Records supplied:
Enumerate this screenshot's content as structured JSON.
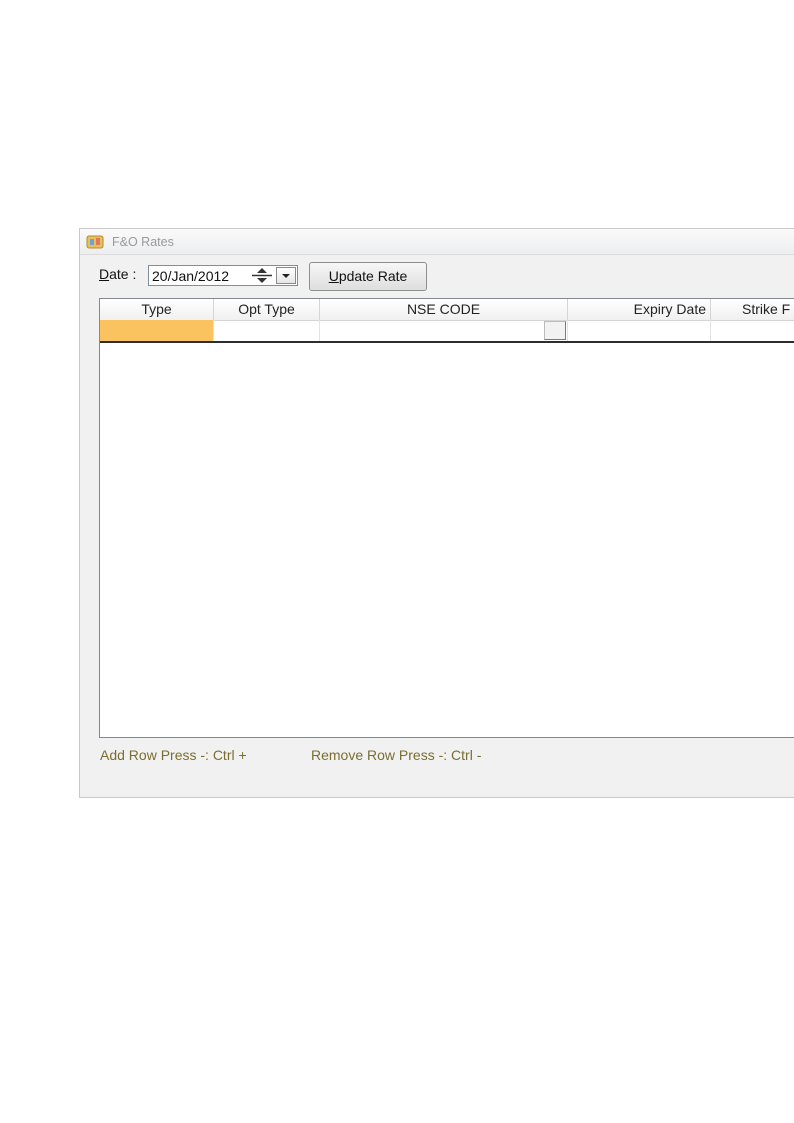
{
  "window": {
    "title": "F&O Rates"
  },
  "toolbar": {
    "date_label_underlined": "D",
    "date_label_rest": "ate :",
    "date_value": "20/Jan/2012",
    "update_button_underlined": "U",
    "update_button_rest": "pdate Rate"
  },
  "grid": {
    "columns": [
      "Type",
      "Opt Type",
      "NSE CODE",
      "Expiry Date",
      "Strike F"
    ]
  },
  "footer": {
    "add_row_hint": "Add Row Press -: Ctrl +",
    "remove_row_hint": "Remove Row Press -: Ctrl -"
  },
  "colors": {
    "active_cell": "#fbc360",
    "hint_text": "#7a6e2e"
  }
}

---

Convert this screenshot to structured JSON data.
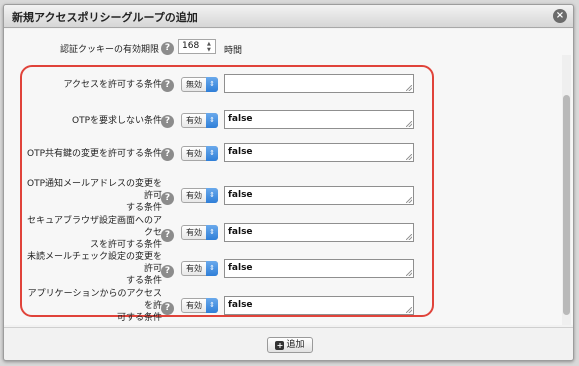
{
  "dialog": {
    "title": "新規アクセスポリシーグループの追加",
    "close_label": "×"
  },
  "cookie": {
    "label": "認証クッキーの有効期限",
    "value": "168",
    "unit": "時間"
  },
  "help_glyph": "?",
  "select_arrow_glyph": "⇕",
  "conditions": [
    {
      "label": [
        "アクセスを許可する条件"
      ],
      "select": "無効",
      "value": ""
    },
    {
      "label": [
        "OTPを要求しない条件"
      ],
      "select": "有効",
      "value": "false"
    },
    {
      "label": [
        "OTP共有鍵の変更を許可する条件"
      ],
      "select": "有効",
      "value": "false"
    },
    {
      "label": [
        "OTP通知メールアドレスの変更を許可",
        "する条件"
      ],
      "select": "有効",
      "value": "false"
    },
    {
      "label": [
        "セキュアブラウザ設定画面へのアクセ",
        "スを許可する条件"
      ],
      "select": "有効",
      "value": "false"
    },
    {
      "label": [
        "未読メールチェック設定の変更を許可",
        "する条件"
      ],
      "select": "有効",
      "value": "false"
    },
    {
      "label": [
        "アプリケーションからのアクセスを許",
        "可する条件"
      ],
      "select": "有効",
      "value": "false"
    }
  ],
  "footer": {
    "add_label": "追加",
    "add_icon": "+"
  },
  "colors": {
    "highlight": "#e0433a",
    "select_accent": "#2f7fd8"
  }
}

--

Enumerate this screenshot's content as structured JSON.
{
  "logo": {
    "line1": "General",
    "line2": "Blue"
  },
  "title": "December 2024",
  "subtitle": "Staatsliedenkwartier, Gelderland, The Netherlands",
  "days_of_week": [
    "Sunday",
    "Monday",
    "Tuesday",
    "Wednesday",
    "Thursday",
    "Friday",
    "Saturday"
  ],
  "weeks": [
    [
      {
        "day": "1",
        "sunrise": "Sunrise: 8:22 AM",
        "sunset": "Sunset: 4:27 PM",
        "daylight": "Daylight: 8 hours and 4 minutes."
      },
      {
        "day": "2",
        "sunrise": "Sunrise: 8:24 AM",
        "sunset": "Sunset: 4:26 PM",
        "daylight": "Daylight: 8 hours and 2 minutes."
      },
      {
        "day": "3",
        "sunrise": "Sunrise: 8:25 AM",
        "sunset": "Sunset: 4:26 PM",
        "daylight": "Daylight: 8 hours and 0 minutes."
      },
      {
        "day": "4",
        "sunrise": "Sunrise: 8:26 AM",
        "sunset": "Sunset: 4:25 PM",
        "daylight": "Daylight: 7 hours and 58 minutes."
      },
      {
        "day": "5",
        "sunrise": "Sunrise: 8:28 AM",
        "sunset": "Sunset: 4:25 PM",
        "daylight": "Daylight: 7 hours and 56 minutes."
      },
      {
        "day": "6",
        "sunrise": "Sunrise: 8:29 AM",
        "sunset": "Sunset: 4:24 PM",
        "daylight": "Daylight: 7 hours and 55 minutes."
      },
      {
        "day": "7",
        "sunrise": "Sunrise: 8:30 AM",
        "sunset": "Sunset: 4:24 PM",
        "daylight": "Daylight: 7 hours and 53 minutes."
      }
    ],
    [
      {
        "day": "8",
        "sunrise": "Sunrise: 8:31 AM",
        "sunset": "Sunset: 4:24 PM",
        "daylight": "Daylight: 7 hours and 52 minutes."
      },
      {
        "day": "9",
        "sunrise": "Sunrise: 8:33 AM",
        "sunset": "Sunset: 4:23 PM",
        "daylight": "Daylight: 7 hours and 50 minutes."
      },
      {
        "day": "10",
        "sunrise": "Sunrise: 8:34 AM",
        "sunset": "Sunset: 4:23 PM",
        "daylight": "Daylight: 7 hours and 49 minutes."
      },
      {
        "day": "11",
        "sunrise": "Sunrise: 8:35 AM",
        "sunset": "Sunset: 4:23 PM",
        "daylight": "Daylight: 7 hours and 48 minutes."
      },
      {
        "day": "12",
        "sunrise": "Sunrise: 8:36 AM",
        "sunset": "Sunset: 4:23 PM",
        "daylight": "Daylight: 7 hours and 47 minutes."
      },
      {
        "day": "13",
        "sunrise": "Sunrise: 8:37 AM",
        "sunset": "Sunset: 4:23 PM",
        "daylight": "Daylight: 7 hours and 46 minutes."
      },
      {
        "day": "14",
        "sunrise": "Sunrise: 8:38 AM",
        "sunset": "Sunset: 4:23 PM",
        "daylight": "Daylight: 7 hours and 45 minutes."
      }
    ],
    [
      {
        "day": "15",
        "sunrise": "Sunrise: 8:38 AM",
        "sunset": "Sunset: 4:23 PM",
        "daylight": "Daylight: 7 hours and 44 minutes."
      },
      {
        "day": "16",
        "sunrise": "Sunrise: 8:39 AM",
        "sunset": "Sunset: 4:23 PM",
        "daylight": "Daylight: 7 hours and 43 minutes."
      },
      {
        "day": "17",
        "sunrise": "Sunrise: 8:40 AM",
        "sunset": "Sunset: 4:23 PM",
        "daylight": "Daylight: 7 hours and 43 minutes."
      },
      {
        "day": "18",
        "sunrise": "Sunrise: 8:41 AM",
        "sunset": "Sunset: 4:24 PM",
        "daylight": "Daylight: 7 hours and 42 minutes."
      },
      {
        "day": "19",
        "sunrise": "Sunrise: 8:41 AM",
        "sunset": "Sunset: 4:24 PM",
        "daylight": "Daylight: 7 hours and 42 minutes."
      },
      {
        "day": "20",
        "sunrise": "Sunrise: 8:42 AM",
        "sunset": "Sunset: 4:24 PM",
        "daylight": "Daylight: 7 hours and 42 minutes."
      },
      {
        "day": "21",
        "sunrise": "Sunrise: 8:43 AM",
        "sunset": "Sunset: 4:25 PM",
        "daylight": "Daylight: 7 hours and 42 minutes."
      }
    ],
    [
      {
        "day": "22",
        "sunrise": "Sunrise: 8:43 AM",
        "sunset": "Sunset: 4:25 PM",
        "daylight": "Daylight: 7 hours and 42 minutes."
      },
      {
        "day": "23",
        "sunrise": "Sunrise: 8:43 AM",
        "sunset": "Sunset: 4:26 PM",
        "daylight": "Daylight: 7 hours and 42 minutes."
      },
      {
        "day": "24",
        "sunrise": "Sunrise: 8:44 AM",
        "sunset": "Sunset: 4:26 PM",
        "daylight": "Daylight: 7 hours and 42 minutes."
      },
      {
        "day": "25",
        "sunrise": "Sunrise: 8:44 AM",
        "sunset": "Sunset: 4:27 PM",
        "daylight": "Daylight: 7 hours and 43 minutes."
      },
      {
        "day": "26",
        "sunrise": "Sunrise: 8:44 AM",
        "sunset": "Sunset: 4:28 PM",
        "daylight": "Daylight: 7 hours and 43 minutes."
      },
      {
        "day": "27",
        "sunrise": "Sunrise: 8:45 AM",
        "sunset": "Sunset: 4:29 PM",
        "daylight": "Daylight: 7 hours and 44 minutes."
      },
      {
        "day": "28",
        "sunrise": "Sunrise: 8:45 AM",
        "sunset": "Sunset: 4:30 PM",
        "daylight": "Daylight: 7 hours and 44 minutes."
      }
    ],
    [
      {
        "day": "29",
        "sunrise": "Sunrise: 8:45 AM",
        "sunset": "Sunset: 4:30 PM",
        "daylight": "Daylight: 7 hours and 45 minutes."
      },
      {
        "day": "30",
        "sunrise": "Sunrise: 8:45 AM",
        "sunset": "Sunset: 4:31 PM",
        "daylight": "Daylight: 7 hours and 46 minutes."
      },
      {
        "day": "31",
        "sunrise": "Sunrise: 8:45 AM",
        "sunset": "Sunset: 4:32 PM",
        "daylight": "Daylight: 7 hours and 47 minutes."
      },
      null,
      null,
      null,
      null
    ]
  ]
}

Set problem: Each line that holds the word "Ctrl" is to be copied.

Expected output:
    "add_row_hint": "Add Row Press -: Ctrl +",
    "remove_row_hint": "Remove Row Press -: Ctrl -"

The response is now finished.